*** Exercise input
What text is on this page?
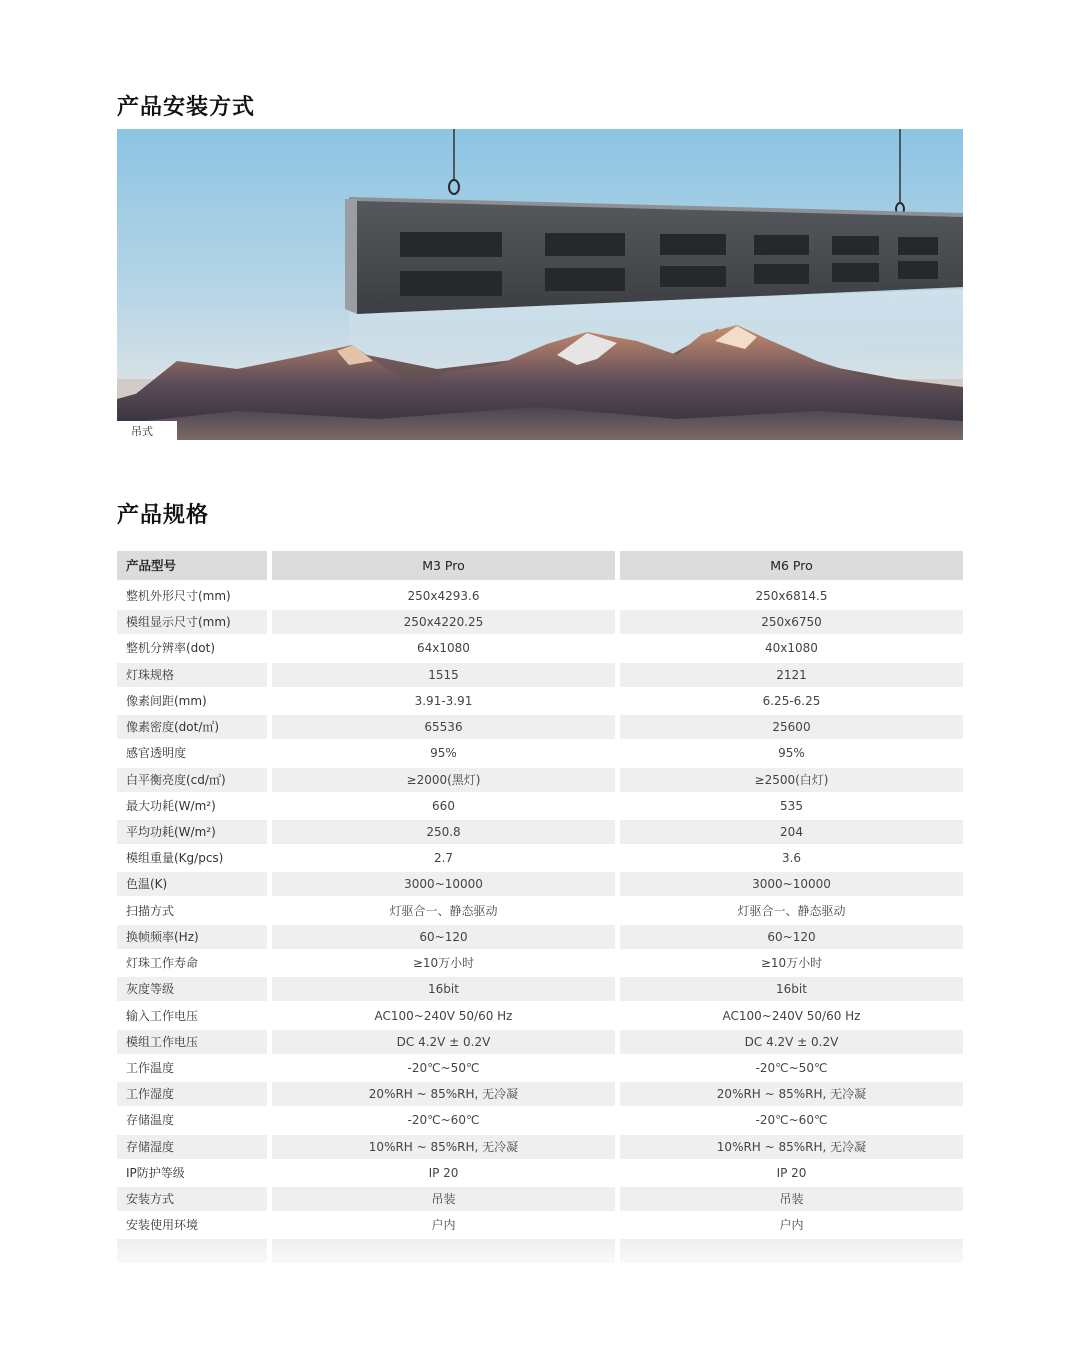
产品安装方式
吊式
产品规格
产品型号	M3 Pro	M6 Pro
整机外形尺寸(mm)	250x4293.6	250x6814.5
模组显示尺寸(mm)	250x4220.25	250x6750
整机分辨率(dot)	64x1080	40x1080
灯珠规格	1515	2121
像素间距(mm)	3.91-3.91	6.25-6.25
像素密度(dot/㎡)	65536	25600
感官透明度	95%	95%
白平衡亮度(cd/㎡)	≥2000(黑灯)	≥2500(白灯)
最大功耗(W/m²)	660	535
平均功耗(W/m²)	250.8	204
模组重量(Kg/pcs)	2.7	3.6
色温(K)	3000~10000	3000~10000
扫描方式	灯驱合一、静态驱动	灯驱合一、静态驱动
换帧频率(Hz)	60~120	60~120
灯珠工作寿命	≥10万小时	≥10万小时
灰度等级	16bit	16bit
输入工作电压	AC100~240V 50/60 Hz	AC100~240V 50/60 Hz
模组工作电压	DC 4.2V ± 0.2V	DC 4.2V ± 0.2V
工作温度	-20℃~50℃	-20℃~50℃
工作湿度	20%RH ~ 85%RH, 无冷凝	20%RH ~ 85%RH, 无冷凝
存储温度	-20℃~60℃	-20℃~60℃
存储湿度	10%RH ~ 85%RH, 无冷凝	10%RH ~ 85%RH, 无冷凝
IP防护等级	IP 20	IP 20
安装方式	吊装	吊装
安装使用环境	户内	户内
******
*** Exercise input
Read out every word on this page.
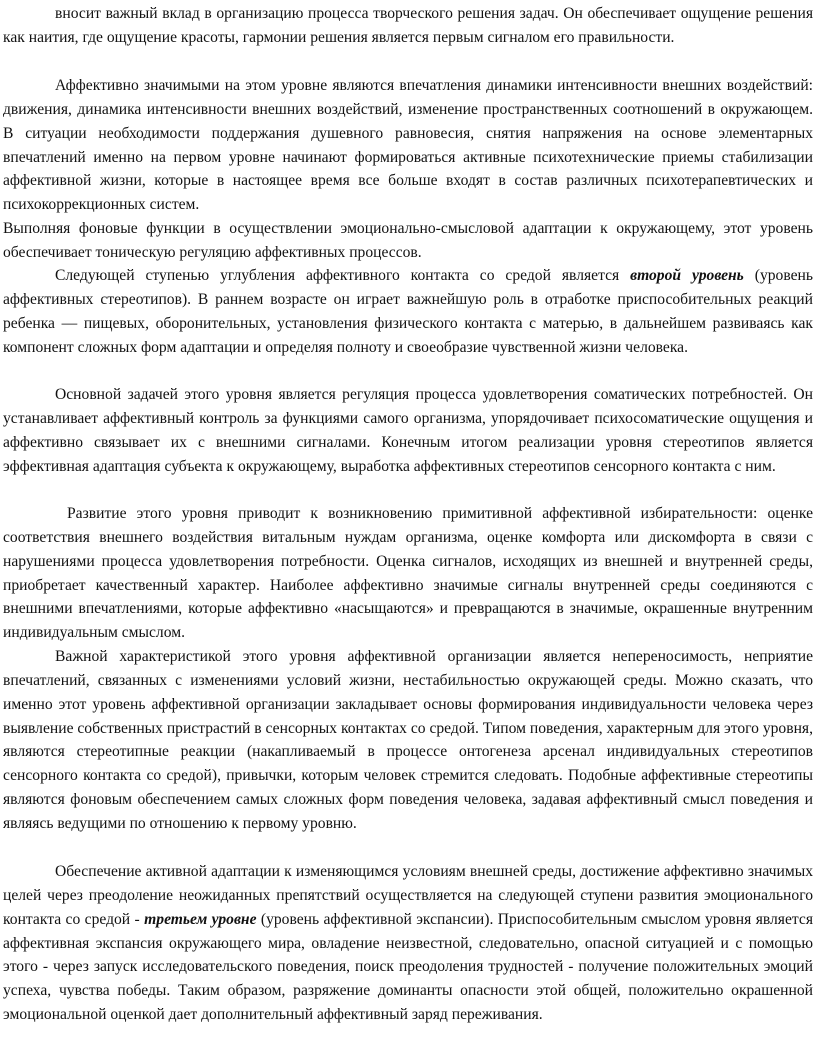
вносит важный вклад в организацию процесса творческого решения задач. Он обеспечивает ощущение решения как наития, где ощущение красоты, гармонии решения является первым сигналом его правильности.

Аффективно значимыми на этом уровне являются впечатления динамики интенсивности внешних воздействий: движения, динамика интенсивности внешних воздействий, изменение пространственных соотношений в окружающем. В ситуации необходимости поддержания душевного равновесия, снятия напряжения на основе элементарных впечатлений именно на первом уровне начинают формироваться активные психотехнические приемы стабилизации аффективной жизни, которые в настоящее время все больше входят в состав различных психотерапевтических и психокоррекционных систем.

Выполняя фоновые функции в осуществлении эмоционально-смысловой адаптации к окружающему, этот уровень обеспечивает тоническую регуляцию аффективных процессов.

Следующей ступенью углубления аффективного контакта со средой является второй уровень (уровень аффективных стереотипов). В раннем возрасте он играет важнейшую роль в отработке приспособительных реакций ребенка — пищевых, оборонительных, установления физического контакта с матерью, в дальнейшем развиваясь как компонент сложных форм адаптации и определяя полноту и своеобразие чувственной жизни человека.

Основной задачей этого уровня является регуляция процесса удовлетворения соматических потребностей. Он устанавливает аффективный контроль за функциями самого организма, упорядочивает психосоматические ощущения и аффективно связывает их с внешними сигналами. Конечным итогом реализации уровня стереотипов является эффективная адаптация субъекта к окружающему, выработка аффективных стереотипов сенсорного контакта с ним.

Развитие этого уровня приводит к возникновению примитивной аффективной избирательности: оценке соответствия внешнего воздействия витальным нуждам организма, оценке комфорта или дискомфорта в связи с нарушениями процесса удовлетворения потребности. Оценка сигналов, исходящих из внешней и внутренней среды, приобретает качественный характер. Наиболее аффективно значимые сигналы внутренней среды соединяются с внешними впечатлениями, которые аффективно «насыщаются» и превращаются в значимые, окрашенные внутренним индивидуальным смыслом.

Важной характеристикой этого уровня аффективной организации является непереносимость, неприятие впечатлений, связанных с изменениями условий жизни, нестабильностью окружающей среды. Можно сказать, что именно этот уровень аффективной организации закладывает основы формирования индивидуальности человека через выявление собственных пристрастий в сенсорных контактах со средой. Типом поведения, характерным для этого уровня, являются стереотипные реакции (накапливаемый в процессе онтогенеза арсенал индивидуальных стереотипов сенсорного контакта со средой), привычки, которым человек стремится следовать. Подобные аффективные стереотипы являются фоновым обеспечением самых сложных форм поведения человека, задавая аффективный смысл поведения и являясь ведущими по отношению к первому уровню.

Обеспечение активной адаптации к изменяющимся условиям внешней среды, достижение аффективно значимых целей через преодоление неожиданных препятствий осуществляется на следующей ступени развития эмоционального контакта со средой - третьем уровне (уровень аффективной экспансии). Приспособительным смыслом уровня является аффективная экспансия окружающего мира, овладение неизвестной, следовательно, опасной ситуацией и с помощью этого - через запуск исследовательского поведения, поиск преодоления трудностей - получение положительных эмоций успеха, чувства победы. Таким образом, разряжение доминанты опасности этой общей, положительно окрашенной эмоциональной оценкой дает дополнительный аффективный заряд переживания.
******
● **What is being asked**: Check each line of the material above for "page" and say how many lines contain it, giving the number alone.

● **Solved problem**: 2